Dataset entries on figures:
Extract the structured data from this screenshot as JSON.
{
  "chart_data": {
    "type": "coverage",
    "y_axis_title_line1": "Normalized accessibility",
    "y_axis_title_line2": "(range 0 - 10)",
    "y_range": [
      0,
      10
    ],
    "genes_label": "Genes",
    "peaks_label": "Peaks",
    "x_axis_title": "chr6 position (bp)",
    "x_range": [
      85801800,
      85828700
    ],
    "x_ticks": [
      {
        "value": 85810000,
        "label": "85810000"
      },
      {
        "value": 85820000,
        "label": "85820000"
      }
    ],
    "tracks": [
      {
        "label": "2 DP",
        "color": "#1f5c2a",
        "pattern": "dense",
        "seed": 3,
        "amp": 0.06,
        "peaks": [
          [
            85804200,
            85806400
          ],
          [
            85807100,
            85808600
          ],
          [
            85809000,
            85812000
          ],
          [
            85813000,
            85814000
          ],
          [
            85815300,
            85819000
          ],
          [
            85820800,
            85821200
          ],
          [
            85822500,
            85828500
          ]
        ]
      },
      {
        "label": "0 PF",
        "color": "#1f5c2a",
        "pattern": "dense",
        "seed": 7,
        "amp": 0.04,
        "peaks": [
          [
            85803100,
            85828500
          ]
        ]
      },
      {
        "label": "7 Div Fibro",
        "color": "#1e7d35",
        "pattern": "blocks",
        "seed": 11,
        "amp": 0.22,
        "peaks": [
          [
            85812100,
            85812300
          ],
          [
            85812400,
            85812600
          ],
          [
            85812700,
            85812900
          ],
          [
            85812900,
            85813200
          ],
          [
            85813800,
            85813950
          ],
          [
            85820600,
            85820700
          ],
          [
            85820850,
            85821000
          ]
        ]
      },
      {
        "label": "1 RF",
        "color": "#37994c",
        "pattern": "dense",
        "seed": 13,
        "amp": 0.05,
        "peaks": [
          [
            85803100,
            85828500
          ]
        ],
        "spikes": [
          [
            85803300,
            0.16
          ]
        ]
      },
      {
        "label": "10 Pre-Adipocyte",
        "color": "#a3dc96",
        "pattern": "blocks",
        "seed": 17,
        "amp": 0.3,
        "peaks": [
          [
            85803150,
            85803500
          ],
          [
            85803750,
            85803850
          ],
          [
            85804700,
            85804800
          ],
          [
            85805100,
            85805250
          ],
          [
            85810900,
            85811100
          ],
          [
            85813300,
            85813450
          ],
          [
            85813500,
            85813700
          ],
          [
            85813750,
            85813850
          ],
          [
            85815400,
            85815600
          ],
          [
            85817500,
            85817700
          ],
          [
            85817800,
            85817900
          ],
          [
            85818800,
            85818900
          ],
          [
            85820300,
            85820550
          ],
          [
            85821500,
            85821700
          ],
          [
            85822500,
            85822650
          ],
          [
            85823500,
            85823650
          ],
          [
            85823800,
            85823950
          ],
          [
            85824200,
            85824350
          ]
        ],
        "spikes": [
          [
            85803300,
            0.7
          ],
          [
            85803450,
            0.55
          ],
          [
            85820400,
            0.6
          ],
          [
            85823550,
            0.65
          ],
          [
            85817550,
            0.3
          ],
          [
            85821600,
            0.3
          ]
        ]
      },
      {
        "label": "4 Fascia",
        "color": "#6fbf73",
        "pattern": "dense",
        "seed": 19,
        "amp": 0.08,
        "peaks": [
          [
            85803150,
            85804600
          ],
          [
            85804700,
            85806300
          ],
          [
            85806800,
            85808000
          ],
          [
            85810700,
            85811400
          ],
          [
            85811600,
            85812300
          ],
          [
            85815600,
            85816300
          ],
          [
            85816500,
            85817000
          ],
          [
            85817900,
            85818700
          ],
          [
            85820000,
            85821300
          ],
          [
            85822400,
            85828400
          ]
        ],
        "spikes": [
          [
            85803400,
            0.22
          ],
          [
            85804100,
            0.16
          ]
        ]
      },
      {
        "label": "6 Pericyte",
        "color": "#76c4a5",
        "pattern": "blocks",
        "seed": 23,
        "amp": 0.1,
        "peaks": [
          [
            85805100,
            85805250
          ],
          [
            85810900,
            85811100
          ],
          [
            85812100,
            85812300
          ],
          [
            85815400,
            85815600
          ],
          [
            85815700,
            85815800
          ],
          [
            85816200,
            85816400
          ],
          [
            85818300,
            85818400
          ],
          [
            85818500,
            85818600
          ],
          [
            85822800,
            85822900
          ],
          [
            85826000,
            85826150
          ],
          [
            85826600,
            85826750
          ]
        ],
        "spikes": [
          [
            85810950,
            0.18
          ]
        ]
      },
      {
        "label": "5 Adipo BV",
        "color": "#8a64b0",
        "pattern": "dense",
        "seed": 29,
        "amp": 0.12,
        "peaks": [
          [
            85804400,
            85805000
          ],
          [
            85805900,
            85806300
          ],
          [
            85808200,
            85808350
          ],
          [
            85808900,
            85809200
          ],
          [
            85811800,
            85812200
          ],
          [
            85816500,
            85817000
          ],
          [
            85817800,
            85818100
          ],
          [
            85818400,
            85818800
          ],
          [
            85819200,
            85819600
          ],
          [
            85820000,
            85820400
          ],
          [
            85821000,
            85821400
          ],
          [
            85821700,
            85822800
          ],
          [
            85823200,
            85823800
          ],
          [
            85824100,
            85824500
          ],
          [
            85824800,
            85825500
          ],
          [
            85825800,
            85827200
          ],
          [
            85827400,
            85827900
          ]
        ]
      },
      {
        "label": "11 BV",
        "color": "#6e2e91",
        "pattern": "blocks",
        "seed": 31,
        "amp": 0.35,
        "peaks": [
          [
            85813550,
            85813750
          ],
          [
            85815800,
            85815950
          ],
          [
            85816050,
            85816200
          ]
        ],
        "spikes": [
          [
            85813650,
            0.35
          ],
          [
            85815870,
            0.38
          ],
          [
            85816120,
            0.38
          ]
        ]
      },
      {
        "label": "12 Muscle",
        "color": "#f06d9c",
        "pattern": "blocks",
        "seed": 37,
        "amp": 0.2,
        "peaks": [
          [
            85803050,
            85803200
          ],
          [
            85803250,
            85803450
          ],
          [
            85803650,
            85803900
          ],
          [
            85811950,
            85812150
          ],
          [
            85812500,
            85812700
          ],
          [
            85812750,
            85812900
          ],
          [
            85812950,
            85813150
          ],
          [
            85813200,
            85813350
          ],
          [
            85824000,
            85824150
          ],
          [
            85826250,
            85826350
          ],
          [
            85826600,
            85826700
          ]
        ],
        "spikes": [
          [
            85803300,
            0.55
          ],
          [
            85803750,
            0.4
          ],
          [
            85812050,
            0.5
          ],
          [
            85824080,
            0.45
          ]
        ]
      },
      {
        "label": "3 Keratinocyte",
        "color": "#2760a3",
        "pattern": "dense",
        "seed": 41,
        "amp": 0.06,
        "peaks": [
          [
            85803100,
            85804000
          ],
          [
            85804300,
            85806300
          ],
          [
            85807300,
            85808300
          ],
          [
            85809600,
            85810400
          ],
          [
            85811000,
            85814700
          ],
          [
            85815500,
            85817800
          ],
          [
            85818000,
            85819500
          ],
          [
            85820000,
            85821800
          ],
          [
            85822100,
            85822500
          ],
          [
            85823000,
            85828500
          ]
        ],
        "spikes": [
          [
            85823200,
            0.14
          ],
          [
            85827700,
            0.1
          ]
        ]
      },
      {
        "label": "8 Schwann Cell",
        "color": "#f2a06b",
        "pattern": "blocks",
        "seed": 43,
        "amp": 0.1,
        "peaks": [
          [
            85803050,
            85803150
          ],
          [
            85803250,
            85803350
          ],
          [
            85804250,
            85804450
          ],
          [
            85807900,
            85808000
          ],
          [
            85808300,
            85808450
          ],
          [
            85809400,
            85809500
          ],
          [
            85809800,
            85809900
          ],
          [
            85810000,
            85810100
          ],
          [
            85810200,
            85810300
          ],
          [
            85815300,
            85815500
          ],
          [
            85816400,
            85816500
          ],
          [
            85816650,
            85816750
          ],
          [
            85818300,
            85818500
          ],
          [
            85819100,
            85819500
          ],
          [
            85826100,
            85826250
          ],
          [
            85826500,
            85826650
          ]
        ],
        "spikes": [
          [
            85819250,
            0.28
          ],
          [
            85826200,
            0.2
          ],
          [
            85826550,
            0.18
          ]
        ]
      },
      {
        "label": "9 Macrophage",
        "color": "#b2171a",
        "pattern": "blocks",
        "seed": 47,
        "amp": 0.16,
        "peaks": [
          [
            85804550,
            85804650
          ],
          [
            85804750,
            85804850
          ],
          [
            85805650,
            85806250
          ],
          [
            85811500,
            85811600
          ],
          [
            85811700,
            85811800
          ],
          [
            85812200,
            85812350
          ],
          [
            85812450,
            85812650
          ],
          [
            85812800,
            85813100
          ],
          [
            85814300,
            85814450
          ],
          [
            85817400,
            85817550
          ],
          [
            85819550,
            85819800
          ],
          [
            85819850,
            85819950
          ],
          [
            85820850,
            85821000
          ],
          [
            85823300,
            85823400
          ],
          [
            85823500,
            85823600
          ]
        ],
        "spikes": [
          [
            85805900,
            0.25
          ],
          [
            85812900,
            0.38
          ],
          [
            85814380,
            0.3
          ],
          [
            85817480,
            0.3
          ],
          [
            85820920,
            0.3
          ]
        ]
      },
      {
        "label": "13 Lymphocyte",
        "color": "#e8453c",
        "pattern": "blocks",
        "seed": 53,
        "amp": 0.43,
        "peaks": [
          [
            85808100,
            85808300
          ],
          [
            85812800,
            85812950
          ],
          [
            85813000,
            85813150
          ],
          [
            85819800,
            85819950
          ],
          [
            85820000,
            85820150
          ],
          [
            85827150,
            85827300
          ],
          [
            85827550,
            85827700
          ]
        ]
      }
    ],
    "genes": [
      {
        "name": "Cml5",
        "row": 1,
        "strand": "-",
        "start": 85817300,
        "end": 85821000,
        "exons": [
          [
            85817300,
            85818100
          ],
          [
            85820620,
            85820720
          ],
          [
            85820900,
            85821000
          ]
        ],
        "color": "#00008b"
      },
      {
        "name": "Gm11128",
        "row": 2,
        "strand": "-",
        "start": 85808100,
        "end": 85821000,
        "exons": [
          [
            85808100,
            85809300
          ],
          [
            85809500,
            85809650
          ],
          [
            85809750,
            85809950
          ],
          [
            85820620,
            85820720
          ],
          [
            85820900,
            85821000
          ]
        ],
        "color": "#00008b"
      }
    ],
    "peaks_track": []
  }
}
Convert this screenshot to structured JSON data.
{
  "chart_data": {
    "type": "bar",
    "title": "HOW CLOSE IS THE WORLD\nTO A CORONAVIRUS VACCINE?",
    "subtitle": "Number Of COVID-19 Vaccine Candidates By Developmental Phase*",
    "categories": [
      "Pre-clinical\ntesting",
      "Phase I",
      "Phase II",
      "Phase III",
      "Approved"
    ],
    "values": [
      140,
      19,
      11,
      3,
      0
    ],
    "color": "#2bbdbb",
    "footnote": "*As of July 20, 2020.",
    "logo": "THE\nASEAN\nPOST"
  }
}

WHAT YOU SHOULD DO: Would you filter the records and copy each line that contains the word "structured"?

EXERCISE ANSWER:
Extract the structured data from this screenshot as JSON.
Convert this screenshot to structured JSON data.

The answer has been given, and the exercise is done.